## Goal
Word for word, quote all of the material, omitting the pictures.

## Dataset records

▬▬▬▬▬▬

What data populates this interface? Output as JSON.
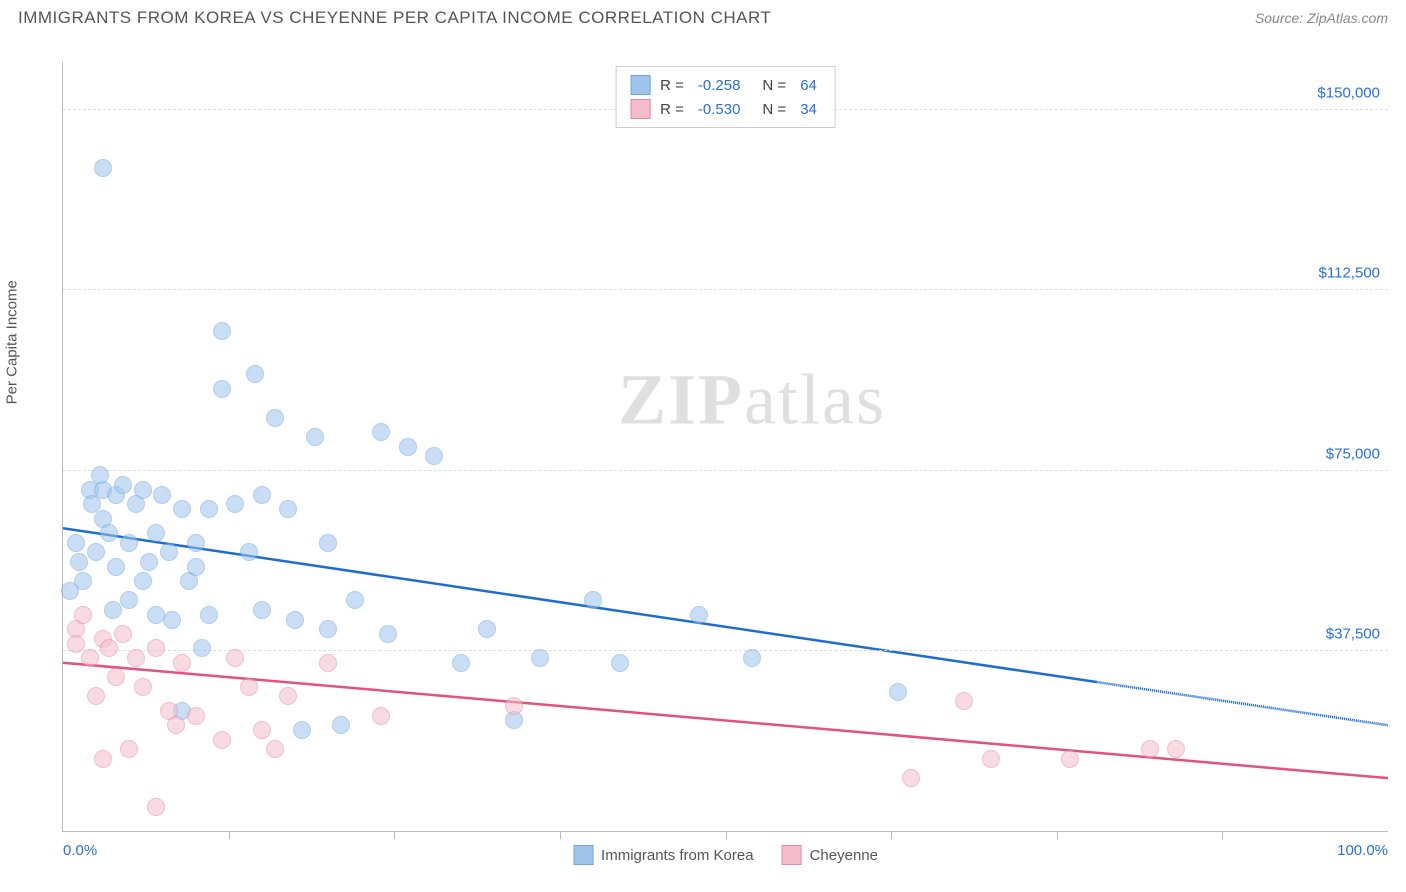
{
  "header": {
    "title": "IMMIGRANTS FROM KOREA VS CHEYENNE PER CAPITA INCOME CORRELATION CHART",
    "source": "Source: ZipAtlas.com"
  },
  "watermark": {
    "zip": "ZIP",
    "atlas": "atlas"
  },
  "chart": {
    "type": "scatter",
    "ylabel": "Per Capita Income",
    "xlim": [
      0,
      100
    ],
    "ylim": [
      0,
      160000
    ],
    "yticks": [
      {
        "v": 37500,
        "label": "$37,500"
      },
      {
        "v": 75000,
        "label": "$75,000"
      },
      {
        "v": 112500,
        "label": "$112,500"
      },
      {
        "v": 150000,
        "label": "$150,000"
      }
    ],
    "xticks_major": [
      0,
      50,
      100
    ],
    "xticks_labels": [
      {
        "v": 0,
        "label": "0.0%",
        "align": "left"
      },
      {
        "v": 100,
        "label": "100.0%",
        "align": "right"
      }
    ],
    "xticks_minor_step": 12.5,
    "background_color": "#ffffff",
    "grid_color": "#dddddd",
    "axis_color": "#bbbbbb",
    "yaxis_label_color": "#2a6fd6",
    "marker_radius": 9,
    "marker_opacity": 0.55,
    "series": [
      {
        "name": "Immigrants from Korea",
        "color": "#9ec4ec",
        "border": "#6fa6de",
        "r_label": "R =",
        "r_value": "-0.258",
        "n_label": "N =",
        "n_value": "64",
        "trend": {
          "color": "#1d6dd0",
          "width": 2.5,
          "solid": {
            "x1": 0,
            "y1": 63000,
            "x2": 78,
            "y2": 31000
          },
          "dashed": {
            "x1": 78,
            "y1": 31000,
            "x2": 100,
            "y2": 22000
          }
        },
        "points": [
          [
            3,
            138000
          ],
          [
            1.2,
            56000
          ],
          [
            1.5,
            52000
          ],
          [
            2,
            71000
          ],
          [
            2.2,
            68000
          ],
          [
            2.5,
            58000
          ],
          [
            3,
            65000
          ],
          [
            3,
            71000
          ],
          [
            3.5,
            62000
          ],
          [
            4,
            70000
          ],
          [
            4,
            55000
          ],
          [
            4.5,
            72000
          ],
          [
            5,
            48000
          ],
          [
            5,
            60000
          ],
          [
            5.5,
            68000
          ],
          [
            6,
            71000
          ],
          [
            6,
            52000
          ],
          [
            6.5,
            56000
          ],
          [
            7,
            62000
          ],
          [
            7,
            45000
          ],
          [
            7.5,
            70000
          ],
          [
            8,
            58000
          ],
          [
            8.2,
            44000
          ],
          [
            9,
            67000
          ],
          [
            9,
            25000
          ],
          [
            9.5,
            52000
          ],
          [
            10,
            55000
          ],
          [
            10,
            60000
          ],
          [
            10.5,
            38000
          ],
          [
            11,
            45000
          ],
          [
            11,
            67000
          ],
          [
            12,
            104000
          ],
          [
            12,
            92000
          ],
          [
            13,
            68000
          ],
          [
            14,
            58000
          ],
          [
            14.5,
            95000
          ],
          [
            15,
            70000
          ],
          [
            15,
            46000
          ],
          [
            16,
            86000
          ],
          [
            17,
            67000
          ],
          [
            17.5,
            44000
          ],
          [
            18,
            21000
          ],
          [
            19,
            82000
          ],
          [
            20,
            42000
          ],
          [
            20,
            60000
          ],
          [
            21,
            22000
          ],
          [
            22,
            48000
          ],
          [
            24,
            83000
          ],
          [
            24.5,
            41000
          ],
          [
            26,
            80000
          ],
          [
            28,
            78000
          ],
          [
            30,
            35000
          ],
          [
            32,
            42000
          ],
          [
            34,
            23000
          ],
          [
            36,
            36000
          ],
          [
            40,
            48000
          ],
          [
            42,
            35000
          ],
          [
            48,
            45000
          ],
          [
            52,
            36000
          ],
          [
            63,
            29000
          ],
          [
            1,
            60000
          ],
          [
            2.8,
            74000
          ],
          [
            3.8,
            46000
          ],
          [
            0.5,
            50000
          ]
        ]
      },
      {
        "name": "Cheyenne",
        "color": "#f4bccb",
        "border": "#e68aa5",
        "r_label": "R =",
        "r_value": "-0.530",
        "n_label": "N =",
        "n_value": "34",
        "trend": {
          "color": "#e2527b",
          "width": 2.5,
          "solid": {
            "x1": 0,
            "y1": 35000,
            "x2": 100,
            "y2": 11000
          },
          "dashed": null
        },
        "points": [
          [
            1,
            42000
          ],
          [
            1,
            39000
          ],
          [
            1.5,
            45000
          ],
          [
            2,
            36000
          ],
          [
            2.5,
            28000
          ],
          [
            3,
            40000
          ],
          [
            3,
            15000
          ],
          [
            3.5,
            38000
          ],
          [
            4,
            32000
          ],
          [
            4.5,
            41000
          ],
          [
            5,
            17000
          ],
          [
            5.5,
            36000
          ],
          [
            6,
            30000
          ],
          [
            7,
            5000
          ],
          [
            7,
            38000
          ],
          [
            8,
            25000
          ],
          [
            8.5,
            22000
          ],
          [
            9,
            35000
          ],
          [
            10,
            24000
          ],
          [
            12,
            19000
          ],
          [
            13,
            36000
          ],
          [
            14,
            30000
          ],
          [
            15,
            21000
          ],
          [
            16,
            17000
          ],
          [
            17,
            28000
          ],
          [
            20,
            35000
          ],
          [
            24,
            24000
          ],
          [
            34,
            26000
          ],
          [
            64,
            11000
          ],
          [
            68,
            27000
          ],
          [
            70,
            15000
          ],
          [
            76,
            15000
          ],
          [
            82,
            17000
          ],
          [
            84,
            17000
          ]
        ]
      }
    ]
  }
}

▬▬▬▬▬▬

## Solution for this exercise
What data populates this interface? Output as JSON.
{
  "header": {
    "title": "IMMIGRANTS FROM KOREA VS CHEYENNE PER CAPITA INCOME CORRELATION CHART",
    "source": "Source: ZipAtlas.com"
  },
  "watermark": {
    "zip": "ZIP",
    "atlas": "atlas"
  },
  "chart": {
    "type": "scatter",
    "ylabel": "Per Capita Income",
    "xlim": [
      0,
      100
    ],
    "ylim": [
      0,
      160000
    ],
    "yticks": [
      {
        "v": 37500,
        "label": "$37,500"
      },
      {
        "v": 75000,
        "label": "$75,000"
      },
      {
        "v": 112500,
        "label": "$112,500"
      },
      {
        "v": 150000,
        "label": "$150,000"
      }
    ],
    "xticks_major": [
      0,
      50,
      100
    ],
    "xticks_labels": [
      {
        "v": 0,
        "label": "0.0%",
        "align": "left"
      },
      {
        "v": 100,
        "label": "100.0%",
        "align": "right"
      }
    ],
    "xticks_minor_step": 12.5,
    "background_color": "#ffffff",
    "grid_color": "#dddddd",
    "axis_color": "#bbbbbb",
    "yaxis_label_color": "#2a6fd6",
    "marker_radius": 9,
    "marker_opacity": 0.55,
    "series": [
      {
        "name": "Immigrants from Korea",
        "color": "#9ec4ec",
        "border": "#6fa6de",
        "r_label": "R =",
        "r_value": "-0.258",
        "n_label": "N =",
        "n_value": "64",
        "trend": {
          "color": "#1d6dd0",
          "width": 2.5,
          "solid": {
            "x1": 0,
            "y1": 63000,
            "x2": 78,
            "y2": 31000
          },
          "dashed": {
            "x1": 78,
            "y1": 31000,
            "x2": 100,
            "y2": 22000
          }
        },
        "points": [
          [
            3,
            138000
          ],
          [
            1.2,
            56000
          ],
          [
            1.5,
            52000
          ],
          [
            2,
            71000
          ],
          [
            2.2,
            68000
          ],
          [
            2.5,
            58000
          ],
          [
            3,
            65000
          ],
          [
            3,
            71000
          ],
          [
            3.5,
            62000
          ],
          [
            4,
            70000
          ],
          [
            4,
            55000
          ],
          [
            4.5,
            72000
          ],
          [
            5,
            48000
          ],
          [
            5,
            60000
          ],
          [
            5.5,
            68000
          ],
          [
            6,
            71000
          ],
          [
            6,
            52000
          ],
          [
            6.5,
            56000
          ],
          [
            7,
            62000
          ],
          [
            7,
            45000
          ],
          [
            7.5,
            70000
          ],
          [
            8,
            58000
          ],
          [
            8.2,
            44000
          ],
          [
            9,
            67000
          ],
          [
            9,
            25000
          ],
          [
            9.5,
            52000
          ],
          [
            10,
            55000
          ],
          [
            10,
            60000
          ],
          [
            10.5,
            38000
          ],
          [
            11,
            45000
          ],
          [
            11,
            67000
          ],
          [
            12,
            104000
          ],
          [
            12,
            92000
          ],
          [
            13,
            68000
          ],
          [
            14,
            58000
          ],
          [
            14.5,
            95000
          ],
          [
            15,
            70000
          ],
          [
            15,
            46000
          ],
          [
            16,
            86000
          ],
          [
            17,
            67000
          ],
          [
            17.5,
            44000
          ],
          [
            18,
            21000
          ],
          [
            19,
            82000
          ],
          [
            20,
            42000
          ],
          [
            20,
            60000
          ],
          [
            21,
            22000
          ],
          [
            22,
            48000
          ],
          [
            24,
            83000
          ],
          [
            24.5,
            41000
          ],
          [
            26,
            80000
          ],
          [
            28,
            78000
          ],
          [
            30,
            35000
          ],
          [
            32,
            42000
          ],
          [
            34,
            23000
          ],
          [
            36,
            36000
          ],
          [
            40,
            48000
          ],
          [
            42,
            35000
          ],
          [
            48,
            45000
          ],
          [
            52,
            36000
          ],
          [
            63,
            29000
          ],
          [
            1,
            60000
          ],
          [
            2.8,
            74000
          ],
          [
            3.8,
            46000
          ],
          [
            0.5,
            50000
          ]
        ]
      },
      {
        "name": "Cheyenne",
        "color": "#f4bccb",
        "border": "#e68aa5",
        "r_label": "R =",
        "r_value": "-0.530",
        "n_label": "N =",
        "n_value": "34",
        "trend": {
          "color": "#e2527b",
          "width": 2.5,
          "solid": {
            "x1": 0,
            "y1": 35000,
            "x2": 100,
            "y2": 11000
          },
          "dashed": null
        },
        "points": [
          [
            1,
            42000
          ],
          [
            1,
            39000
          ],
          [
            1.5,
            45000
          ],
          [
            2,
            36000
          ],
          [
            2.5,
            28000
          ],
          [
            3,
            40000
          ],
          [
            3,
            15000
          ],
          [
            3.5,
            38000
          ],
          [
            4,
            32000
          ],
          [
            4.5,
            41000
          ],
          [
            5,
            17000
          ],
          [
            5.5,
            36000
          ],
          [
            6,
            30000
          ],
          [
            7,
            5000
          ],
          [
            7,
            38000
          ],
          [
            8,
            25000
          ],
          [
            8.5,
            22000
          ],
          [
            9,
            35000
          ],
          [
            10,
            24000
          ],
          [
            12,
            19000
          ],
          [
            13,
            36000
          ],
          [
            14,
            30000
          ],
          [
            15,
            21000
          ],
          [
            16,
            17000
          ],
          [
            17,
            28000
          ],
          [
            20,
            35000
          ],
          [
            24,
            24000
          ],
          [
            34,
            26000
          ],
          [
            64,
            11000
          ],
          [
            68,
            27000
          ],
          [
            70,
            15000
          ],
          [
            76,
            15000
          ],
          [
            82,
            17000
          ],
          [
            84,
            17000
          ]
        ]
      }
    ]
  }
}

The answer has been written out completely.